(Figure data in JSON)
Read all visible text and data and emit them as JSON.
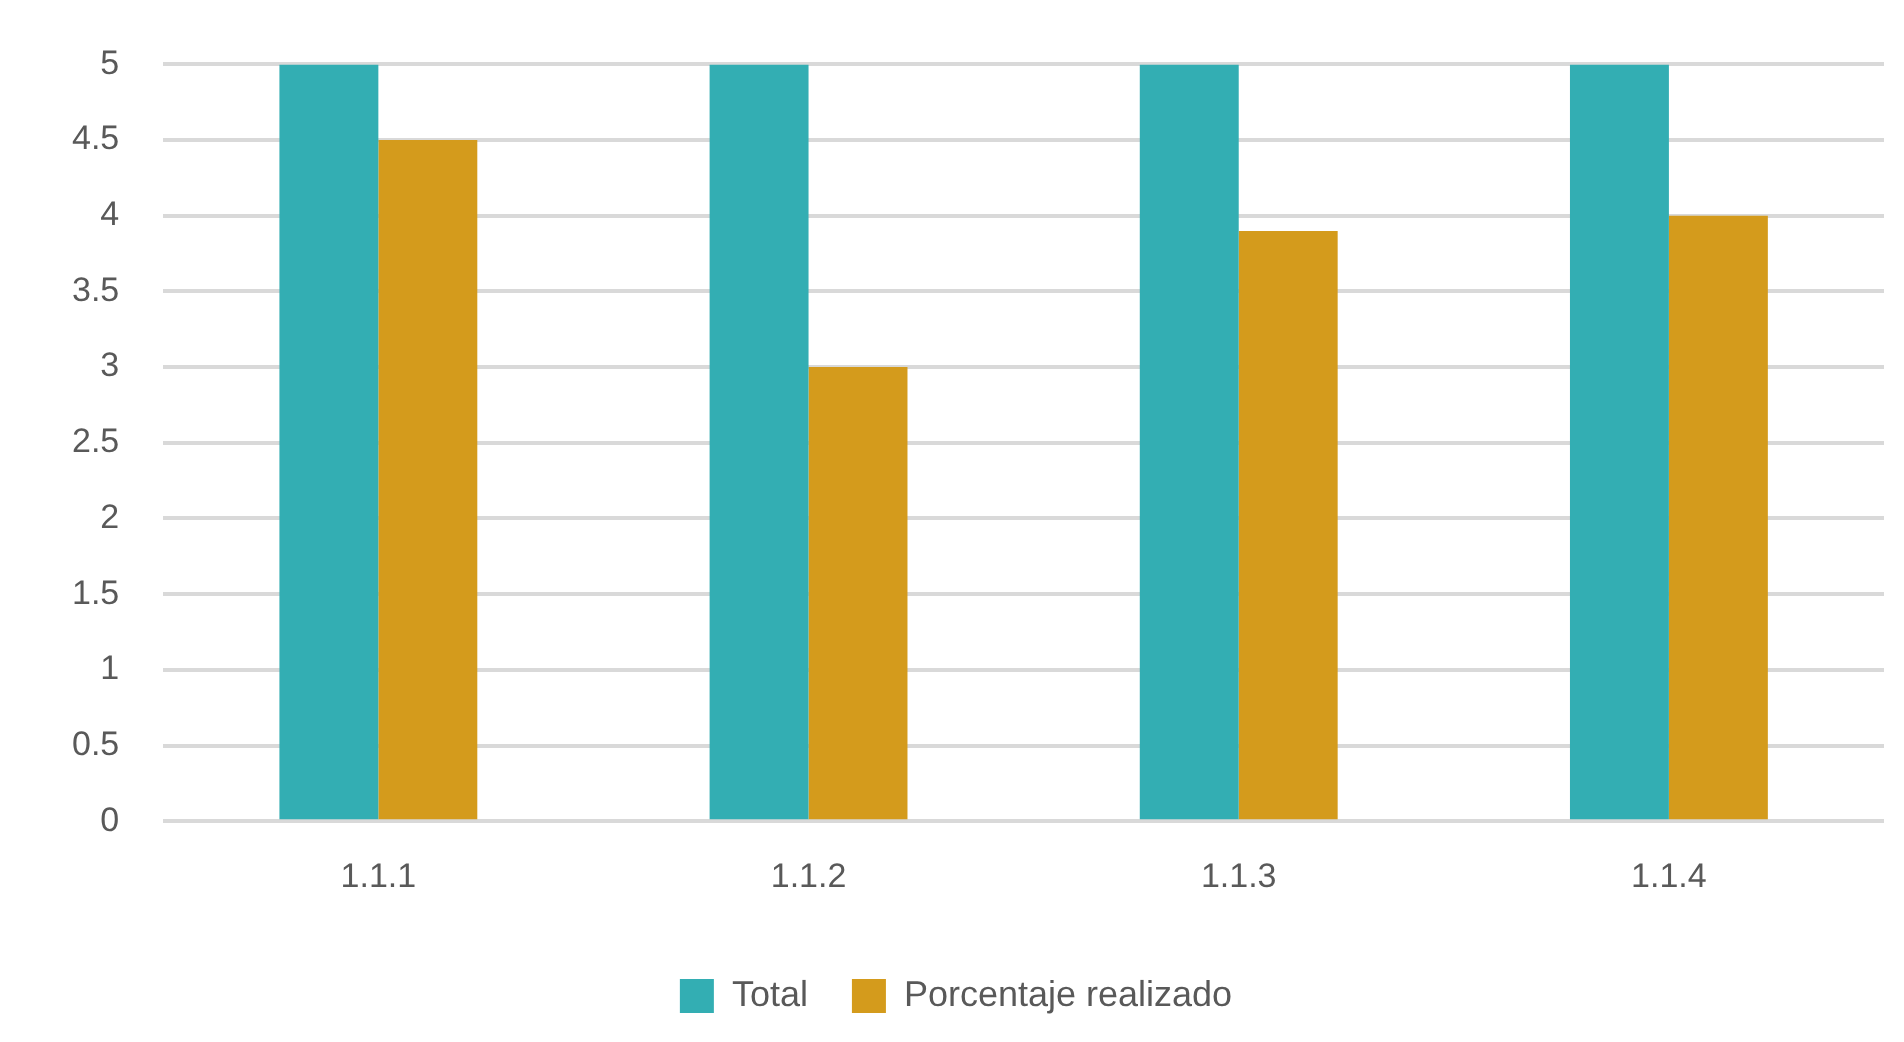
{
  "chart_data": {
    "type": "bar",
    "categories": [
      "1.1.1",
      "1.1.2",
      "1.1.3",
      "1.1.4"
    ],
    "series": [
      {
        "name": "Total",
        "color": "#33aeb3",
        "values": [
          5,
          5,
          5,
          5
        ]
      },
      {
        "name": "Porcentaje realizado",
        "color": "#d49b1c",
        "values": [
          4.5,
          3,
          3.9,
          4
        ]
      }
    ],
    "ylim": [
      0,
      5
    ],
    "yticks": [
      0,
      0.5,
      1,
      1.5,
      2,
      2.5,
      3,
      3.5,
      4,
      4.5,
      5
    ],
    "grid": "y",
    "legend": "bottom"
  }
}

* What to work on *
Scan the records above for the string "name", then select every line that holds it.

* Output for this task *
        "name": "Total",
        "name": "Porcentaje realizado",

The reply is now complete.